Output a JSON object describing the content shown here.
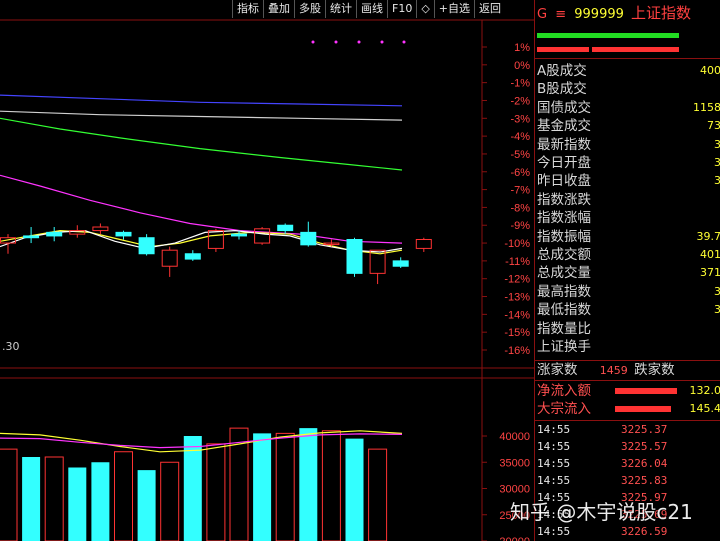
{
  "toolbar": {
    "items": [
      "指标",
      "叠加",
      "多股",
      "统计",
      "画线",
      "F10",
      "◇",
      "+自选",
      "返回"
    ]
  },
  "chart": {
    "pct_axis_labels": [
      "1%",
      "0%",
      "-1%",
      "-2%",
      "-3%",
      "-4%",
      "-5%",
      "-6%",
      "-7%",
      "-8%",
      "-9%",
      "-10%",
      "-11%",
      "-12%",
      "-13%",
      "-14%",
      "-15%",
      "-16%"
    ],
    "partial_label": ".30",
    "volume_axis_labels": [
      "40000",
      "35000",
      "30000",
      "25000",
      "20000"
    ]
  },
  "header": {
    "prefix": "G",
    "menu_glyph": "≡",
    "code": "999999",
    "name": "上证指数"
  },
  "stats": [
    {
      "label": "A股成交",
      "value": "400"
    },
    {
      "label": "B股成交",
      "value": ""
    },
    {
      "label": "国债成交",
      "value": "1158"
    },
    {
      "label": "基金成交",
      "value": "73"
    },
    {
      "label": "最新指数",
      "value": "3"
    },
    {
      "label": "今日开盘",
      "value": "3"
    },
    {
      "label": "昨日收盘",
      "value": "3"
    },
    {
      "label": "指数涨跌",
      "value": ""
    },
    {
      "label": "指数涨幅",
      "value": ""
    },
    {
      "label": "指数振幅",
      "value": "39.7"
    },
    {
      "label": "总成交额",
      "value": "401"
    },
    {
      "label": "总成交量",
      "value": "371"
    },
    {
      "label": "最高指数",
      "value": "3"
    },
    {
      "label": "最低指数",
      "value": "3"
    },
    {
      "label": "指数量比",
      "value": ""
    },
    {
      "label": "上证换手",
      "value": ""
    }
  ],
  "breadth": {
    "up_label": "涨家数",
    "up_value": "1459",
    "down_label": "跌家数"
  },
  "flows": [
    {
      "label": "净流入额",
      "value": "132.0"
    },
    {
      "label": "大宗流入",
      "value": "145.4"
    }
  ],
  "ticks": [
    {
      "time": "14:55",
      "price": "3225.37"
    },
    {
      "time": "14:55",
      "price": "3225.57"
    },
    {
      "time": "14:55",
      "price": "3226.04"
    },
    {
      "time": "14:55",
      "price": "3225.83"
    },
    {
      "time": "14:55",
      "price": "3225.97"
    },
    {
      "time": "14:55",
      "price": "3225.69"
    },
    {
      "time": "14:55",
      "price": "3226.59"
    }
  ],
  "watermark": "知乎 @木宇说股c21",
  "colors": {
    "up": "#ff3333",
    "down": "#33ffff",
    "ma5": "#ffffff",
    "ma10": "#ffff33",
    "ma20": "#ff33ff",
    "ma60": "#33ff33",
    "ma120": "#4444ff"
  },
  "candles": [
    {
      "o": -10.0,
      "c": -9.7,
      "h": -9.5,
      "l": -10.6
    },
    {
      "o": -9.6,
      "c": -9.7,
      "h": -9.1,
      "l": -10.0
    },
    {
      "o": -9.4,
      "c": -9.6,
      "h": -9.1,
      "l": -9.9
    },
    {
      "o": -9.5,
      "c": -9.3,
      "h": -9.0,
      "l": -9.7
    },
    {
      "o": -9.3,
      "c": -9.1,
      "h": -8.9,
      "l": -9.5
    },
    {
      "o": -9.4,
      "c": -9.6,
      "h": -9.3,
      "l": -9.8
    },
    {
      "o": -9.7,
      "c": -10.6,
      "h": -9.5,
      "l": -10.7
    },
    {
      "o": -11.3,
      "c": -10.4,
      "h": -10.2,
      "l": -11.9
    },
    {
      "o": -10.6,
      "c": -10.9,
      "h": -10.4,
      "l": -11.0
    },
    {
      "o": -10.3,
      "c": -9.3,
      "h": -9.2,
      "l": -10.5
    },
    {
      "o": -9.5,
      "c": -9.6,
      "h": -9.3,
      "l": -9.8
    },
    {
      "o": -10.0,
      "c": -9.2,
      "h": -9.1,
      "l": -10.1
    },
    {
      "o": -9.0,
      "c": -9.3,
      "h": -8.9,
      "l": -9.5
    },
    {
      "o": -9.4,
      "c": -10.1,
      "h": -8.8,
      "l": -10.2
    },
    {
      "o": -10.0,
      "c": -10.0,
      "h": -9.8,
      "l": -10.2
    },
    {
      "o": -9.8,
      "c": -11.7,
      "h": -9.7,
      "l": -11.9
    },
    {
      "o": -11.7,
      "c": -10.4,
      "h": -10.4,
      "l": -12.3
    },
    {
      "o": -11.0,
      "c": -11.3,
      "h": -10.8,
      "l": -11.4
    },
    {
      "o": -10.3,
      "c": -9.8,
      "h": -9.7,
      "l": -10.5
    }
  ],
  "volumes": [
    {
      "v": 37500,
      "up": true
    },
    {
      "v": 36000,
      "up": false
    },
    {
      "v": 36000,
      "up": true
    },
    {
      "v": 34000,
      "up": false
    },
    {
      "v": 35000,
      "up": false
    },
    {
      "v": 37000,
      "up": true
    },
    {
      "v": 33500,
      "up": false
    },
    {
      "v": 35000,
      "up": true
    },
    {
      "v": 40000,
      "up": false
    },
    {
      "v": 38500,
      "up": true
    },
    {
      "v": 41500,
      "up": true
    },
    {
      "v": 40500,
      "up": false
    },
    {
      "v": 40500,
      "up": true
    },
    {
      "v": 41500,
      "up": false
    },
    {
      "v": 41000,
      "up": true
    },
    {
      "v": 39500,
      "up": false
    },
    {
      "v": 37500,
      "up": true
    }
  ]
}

════════

Locate the string "price" in the listing above and copy every line where it occurs.

      "price": "3225.37"
      "price": "3225.57"
      "price": "3226.04"
      "price": "3225.83"
      "price": "3225.97"
      "price": "3225.69"
      "price": "3226.59"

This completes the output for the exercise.